* PROBLEM DESCRIPTION:
Emit the data below verbatim, stripping out any pictures.

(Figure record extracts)
⁂
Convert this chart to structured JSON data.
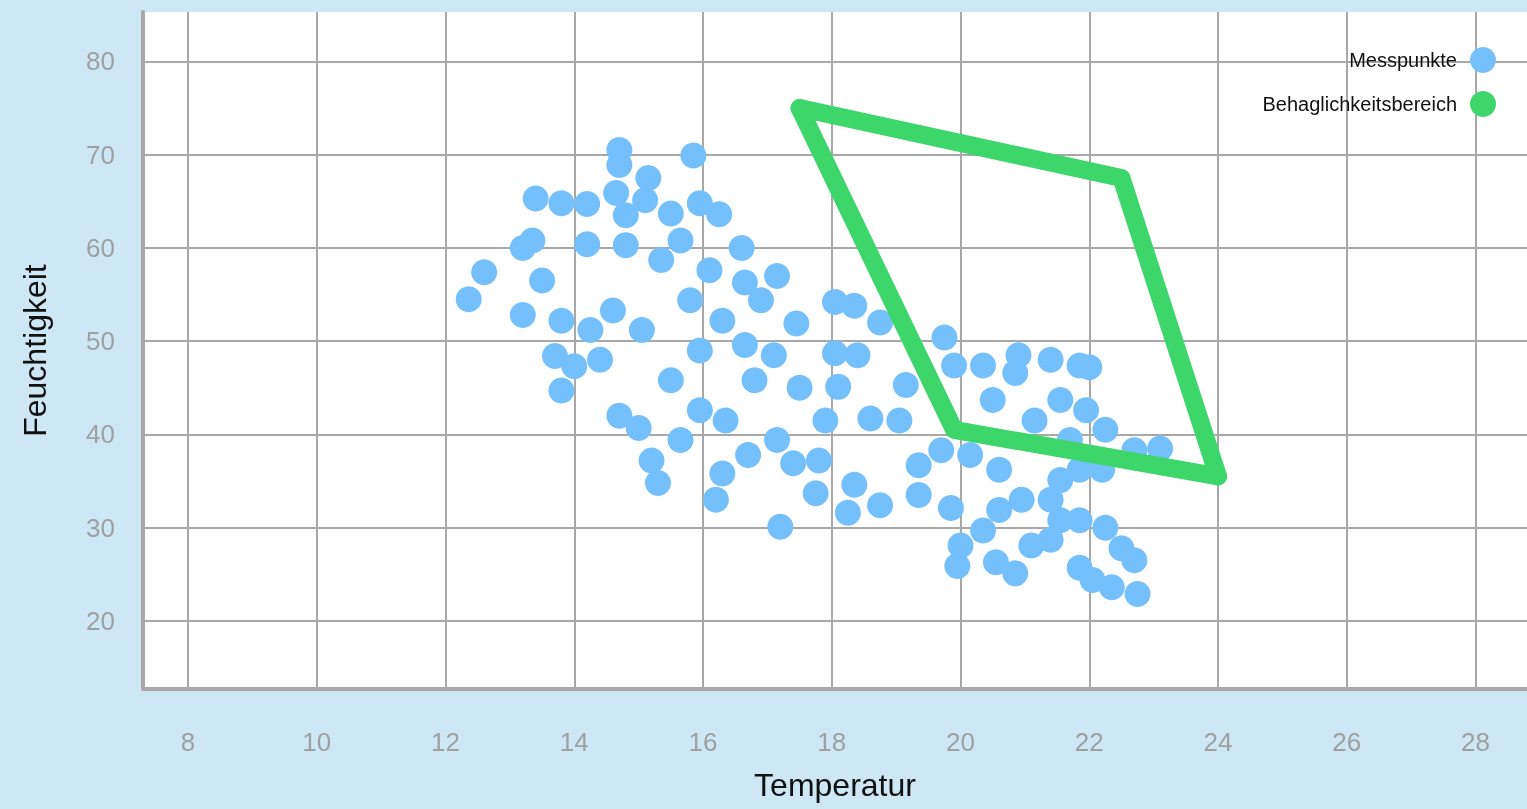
{
  "chart_data": {
    "type": "scatter",
    "xlabel": "Temperatur",
    "ylabel": "Feuchtigkeit",
    "xlim": [
      7.3,
      28.8
    ],
    "xticks": [
      8,
      10,
      12,
      14,
      16,
      18,
      20,
      22,
      24,
      26,
      28
    ],
    "ylim": [
      12.7,
      85.3
    ],
    "yticks": [
      20,
      30,
      40,
      50,
      60,
      70,
      80
    ],
    "grid": true,
    "legend": "top right",
    "series": [
      {
        "name": "Messpunkte",
        "marker": "circle",
        "color": "#74c0fc",
        "x": [
          12.36,
          12.6,
          13.4,
          13.8,
          14.2,
          14.2,
          13.2,
          13.2,
          13.7,
          13.8,
          14.0,
          14.7,
          14.7,
          14.65,
          15.15,
          15.1,
          15.85,
          14.8,
          14.8,
          15.5,
          15.95,
          16.25,
          16.6,
          17.15,
          16.65,
          17.45,
          17.1,
          17.5,
          17.15,
          17.4,
          17.2,
          15.3,
          16.2,
          16.3,
          16.7,
          14.7,
          15.0,
          15.2,
          14.6,
          14.4,
          15.95,
          15.8,
          15.35,
          15.65,
          16.1,
          16.3,
          16.65,
          16.8,
          15.95,
          15.65,
          16.35,
          16.9,
          15.05,
          15.5,
          13.5,
          13.8,
          13.35,
          14.25,
          18.05,
          18.35,
          18.75,
          18.05,
          18.4,
          18.1,
          17.9,
          17.8,
          17.75,
          18.25,
          18.35,
          18.75,
          18.6,
          19.05,
          19.15,
          19.35,
          19.35,
          19.7,
          19.75,
          19.9,
          19.85,
          20.0,
          19.95,
          20.35,
          20.9,
          20.85,
          20.5,
          21.15,
          21.4,
          21.85,
          22.0,
          21.55,
          21.95,
          22.25,
          20.6,
          20.95,
          21.55,
          21.85,
          22.2,
          21.1,
          20.35,
          20.55,
          20.85,
          21.4,
          21.85,
          22.05,
          22.25,
          22.5,
          22.7,
          22.35,
          22.75,
          22.7,
          23.1,
          21.55,
          20.15,
          21.7,
          21.4,
          21.85,
          20.6
        ],
        "values": [
          54.5,
          57.4,
          65.3,
          64.8,
          64.7,
          60.4,
          60,
          52.8,
          48.4,
          44.7,
          47.3,
          70.5,
          68.9,
          65.9,
          67.5,
          65.1,
          69.9,
          63.5,
          60.3,
          63.7,
          64.8,
          63.6,
          60,
          57,
          56.3,
          51.9,
          48.5,
          45,
          39.4,
          36.9,
          30.1,
          34.8,
          33,
          35.8,
          37.8,
          42,
          40.7,
          37.2,
          53.3,
          48,
          49,
          54.4,
          58.7,
          60.8,
          57.6,
          52.2,
          49.6,
          45.8,
          42.6,
          39.4,
          41.5,
          54.4,
          51.2,
          45.8,
          56.5,
          52.2,
          60.8,
          51.2,
          54.2,
          53.8,
          52,
          48.7,
          48.5,
          45.1,
          41.5,
          37.2,
          33.7,
          31.6,
          34.6,
          32.4,
          41.7,
          41.5,
          45.3,
          36.7,
          33.5,
          38.3,
          50.4,
          47.4,
          32.1,
          28.1,
          25.9,
          47.4,
          48.5,
          46.6,
          43.7,
          41.5,
          48,
          47.4,
          47.2,
          43.7,
          42.6,
          40.5,
          36.2,
          33,
          35.1,
          36.2,
          36.2,
          28.1,
          29.7,
          26.3,
          25.1,
          28.7,
          25.7,
          24.4,
          30,
          27.8,
          26.5,
          23.6,
          22.9,
          38.3,
          38.5,
          30.8,
          37.8,
          39.4,
          33,
          30.8,
          31.9
        ]
      },
      {
        "name": "Behaglichkeitsbereich",
        "type": "line",
        "marker": "none",
        "color": "#3dd66b",
        "x": [
          17.5,
          22.5,
          24
        ],
        "values": [
          75,
          67.5,
          35.5
        ]
      },
      {
        "type": "line",
        "marker": "none",
        "color": "#3dd66b",
        "x": [
          17.5,
          19.9,
          24
        ],
        "values": [
          75,
          40.5,
          35.5
        ]
      }
    ]
  }
}
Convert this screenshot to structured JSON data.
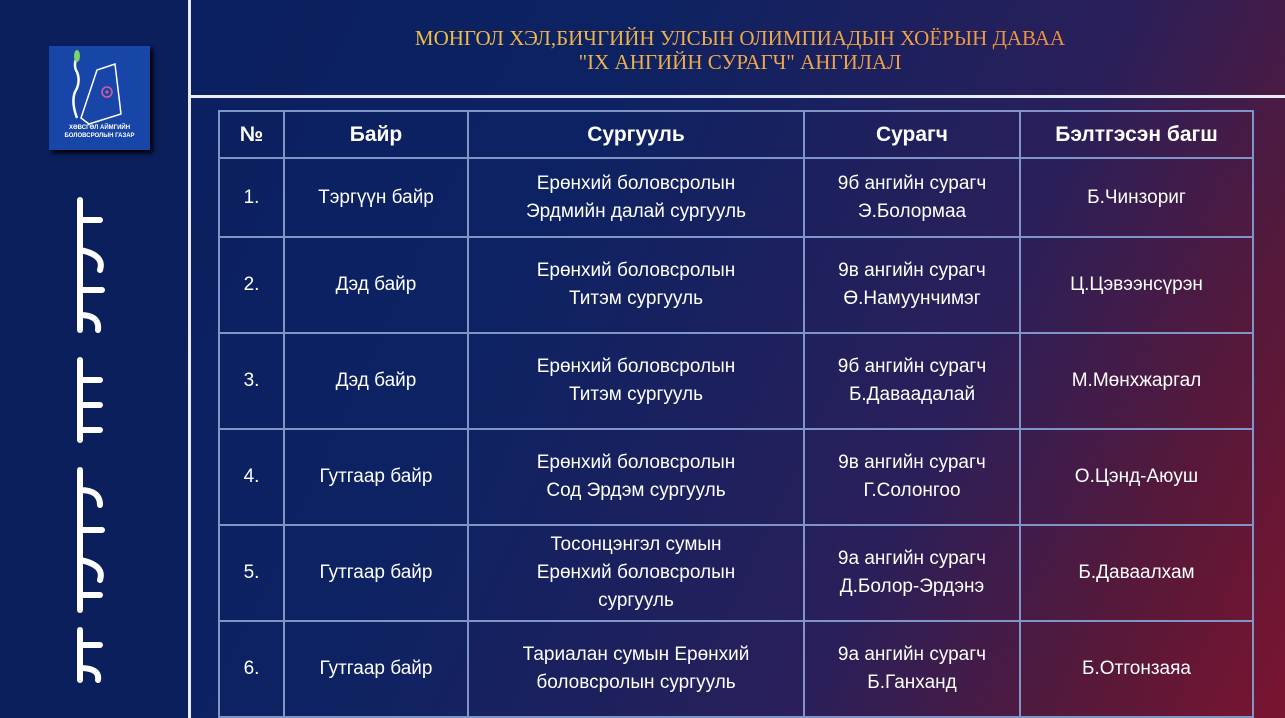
{
  "logo": {
    "line1": "ХӨВСГӨЛ АЙМГИЙН",
    "line2": "БОЛОВСРОЛЫН ГАЗАР"
  },
  "title": {
    "line1": "МОНГОЛ ХЭЛ,БИЧГИЙН УЛСЫН ОЛИМПИАДЫН ХОЁРЫН ДАВАА",
    "line2": "\"IX АНГИЙН СУРАГЧ\" АНГИЛАЛ"
  },
  "table": {
    "headers": [
      "№",
      "Байр",
      "Сургууль",
      "Сурагч",
      "Бэлтгэсэн багш"
    ],
    "rows": [
      {
        "no": "1.",
        "place": "Тэргүүн байр",
        "school": [
          "Ерөнхий боловсролын",
          "Эрдмийн далай сургууль"
        ],
        "student": [
          "9б ангийн сурагч",
          "Э.Болормаа"
        ],
        "teacher": "Б.Чинзориг"
      },
      {
        "no": "2.",
        "place": "Дэд байр",
        "school": [
          "Ерөнхий боловсролын",
          "Титэм сургууль"
        ],
        "student": [
          "9в ангийн сурагч",
          "Ө.Намуунчимэг"
        ],
        "teacher": "Ц.Цэвээнсүрэн"
      },
      {
        "no": "3.",
        "place": "Дэд байр",
        "school": [
          "Ерөнхий боловсролын",
          "Титэм сургууль"
        ],
        "student": [
          "9б ангийн сурагч",
          "Б.Даваадалай"
        ],
        "teacher": "М.Мөнхжаргал"
      },
      {
        "no": "4.",
        "place": "Гутгаар байр",
        "school": [
          "Ерөнхий боловсролын",
          "Сод Эрдэм сургууль"
        ],
        "student": [
          "9в ангийн сурагч",
          "Г.Солонгоо"
        ],
        "teacher": "О.Цэнд-Аюуш"
      },
      {
        "no": "5.",
        "place": "Гутгаар байр",
        "school": [
          "Тосонцэнгэл сумын",
          "Ерөнхий боловсролын",
          "сургууль"
        ],
        "student": [
          "9а ангийн сурагч",
          "Д.Болор-Эрдэнэ"
        ],
        "teacher": "Б.Даваалхам"
      },
      {
        "no": "6.",
        "place": "Гутгаар байр",
        "school": [
          "Тариалан сумын Ерөнхий",
          "боловсролын сургууль"
        ],
        "student": [
          "9а ангийн сурагч",
          "Б.Ганханд"
        ],
        "teacher": "Б.Отгонзаяа"
      }
    ]
  }
}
⁂
* IN RESPONSE:
Convert this chart to structured JSON data.
{
  "chart_data": {
    "type": "scatter",
    "xlabel": "Temperatur",
    "ylabel": "Feuchtigkeit",
    "xlim": [
      7.3,
      28.8
    ],
    "xticks": [
      8,
      10,
      12,
      14,
      16,
      18,
      20,
      22,
      24,
      26,
      28
    ],
    "ylim": [
      12.7,
      85.3
    ],
    "yticks": [
      20,
      30,
      40,
      50,
      60,
      70,
      80
    ],
    "grid": true,
    "legend": "top right",
    "series": [
      {
        "name": "Messpunkte",
        "marker": "circle",
        "color": "#74c0fc",
        "x": [
          12.36,
          12.6,
          13.4,
          13.8,
          14.2,
          14.2,
          13.2,
          13.2,
          13.7,
          13.8,
          14.0,
          14.7,
          14.7,
          14.65,
          15.15,
          15.1,
          15.85,
          14.8,
          14.8,
          15.5,
          15.95,
          16.25,
          16.6,
          17.15,
          16.65,
          17.45,
          17.1,
          17.5,
          17.15,
          17.4,
          17.2,
          15.3,
          16.2,
          16.3,
          16.7,
          14.7,
          15.0,
          15.2,
          14.6,
          14.4,
          15.95,
          15.8,
          15.35,
          15.65,
          16.1,
          16.3,
          16.65,
          16.8,
          15.95,
          15.65,
          16.35,
          16.9,
          15.05,
          15.5,
          13.5,
          13.8,
          13.35,
          14.25,
          18.05,
          18.35,
          18.75,
          18.05,
          18.4,
          18.1,
          17.9,
          17.8,
          17.75,
          18.25,
          18.35,
          18.75,
          18.6,
          19.05,
          19.15,
          19.35,
          19.35,
          19.7,
          19.75,
          19.9,
          19.85,
          20.0,
          19.95,
          20.35,
          20.9,
          20.85,
          20.5,
          21.15,
          21.4,
          21.85,
          22.0,
          21.55,
          21.95,
          22.25,
          20.6,
          20.95,
          21.55,
          21.85,
          22.2,
          21.1,
          20.35,
          20.55,
          20.85,
          21.4,
          21.85,
          22.05,
          22.25,
          22.5,
          22.7,
          22.35,
          22.75,
          22.7,
          23.1,
          21.55,
          20.15,
          21.7,
          21.4,
          21.85,
          20.6
        ],
        "values": [
          54.5,
          57.4,
          65.3,
          64.8,
          64.7,
          60.4,
          60,
          52.8,
          48.4,
          44.7,
          47.3,
          70.5,
          68.9,
          65.9,
          67.5,
          65.1,
          69.9,
          63.5,
          60.3,
          63.7,
          64.8,
          63.6,
          60,
          57,
          56.3,
          51.9,
          48.5,
          45,
          39.4,
          36.9,
          30.1,
          34.8,
          33,
          35.8,
          37.8,
          42,
          40.7,
          37.2,
          53.3,
          48,
          49,
          54.4,
          58.7,
          60.8,
          57.6,
          52.2,
          49.6,
          45.8,
          42.6,
          39.4,
          41.5,
          54.4,
          51.2,
          45.8,
          56.5,
          52.2,
          60.8,
          51.2,
          54.2,
          53.8,
          52,
          48.7,
          48.5,
          45.1,
          41.5,
          37.2,
          33.7,
          31.6,
          34.6,
          32.4,
          41.7,
          41.5,
          45.3,
          36.7,
          33.5,
          38.3,
          50.4,
          47.4,
          32.1,
          28.1,
          25.9,
          47.4,
          48.5,
          46.6,
          43.7,
          41.5,
          48,
          47.4,
          47.2,
          43.7,
          42.6,
          40.5,
          36.2,
          33,
          35.1,
          36.2,
          36.2,
          28.1,
          29.7,
          26.3,
          25.1,
          28.7,
          25.7,
          24.4,
          30,
          27.8,
          26.5,
          23.6,
          22.9,
          38.3,
          38.5,
          30.8,
          37.8,
          39.4,
          33,
          30.8,
          31.9
        ]
      },
      {
        "name": "Behaglichkeitsbereich",
        "type": "line",
        "marker": "none",
        "color": "#3dd66b",
        "x": [
          17.5,
          22.5,
          24
        ],
        "values": [
          75,
          67.5,
          35.5
        ]
      },
      {
        "type": "line",
        "marker": "none",
        "color": "#3dd66b",
        "x": [
          17.5,
          19.9,
          24
        ],
        "values": [
          75,
          40.5,
          35.5
        ]
      }
    ]
  }
}
Convert this screenshot to structured JSON data.
{
  "logo": {
    "line1": "ХӨВСГӨЛ АЙМГИЙН",
    "line2": "БОЛОВСРОЛЫН ГАЗАР"
  },
  "title": {
    "line1": "МОНГОЛ ХЭЛ,БИЧГИЙН УЛСЫН ОЛИМПИАДЫН ХОЁРЫН ДАВАА",
    "line2": "\"IX АНГИЙН СУРАГЧ\" АНГИЛАЛ"
  },
  "table": {
    "headers": [
      "№",
      "Байр",
      "Сургууль",
      "Сурагч",
      "Бэлтгэсэн багш"
    ],
    "rows": [
      {
        "no": "1.",
        "place": "Тэргүүн байр",
        "school": [
          "Ерөнхий боловсролын",
          "Эрдмийн далай сургууль"
        ],
        "student": [
          "9б ангийн сурагч",
          "Э.Болормаа"
        ],
        "teacher": "Б.Чинзориг"
      },
      {
        "no": "2.",
        "place": "Дэд байр",
        "school": [
          "Ерөнхий боловсролын",
          "Титэм сургууль"
        ],
        "student": [
          "9в ангийн сурагч",
          "Ө.Намуунчимэг"
        ],
        "teacher": "Ц.Цэвээнсүрэн"
      },
      {
        "no": "3.",
        "place": "Дэд байр",
        "school": [
          "Ерөнхий боловсролын",
          "Титэм сургууль"
        ],
        "student": [
          "9б ангийн сурагч",
          "Б.Даваадалай"
        ],
        "teacher": "М.Мөнхжаргал"
      },
      {
        "no": "4.",
        "place": "Гутгаар байр",
        "school": [
          "Ерөнхий боловсролын",
          "Сод Эрдэм сургууль"
        ],
        "student": [
          "9в ангийн сурагч",
          "Г.Солонгоо"
        ],
        "teacher": "О.Цэнд-Аюуш"
      },
      {
        "no": "5.",
        "place": "Гутгаар байр",
        "school": [
          "Тосонцэнгэл сумын",
          "Ерөнхий боловсролын",
          "сургууль"
        ],
        "student": [
          "9а ангийн сурагч",
          "Д.Болор-Эрдэнэ"
        ],
        "teacher": "Б.Даваалхам"
      },
      {
        "no": "6.",
        "place": "Гутгаар байр",
        "school": [
          "Тариалан сумын Ерөнхий",
          "боловсролын сургууль"
        ],
        "student": [
          "9а ангийн сурагч",
          "Б.Ганханд"
        ],
        "teacher": "Б.Отгонзаяа"
      }
    ]
  }
}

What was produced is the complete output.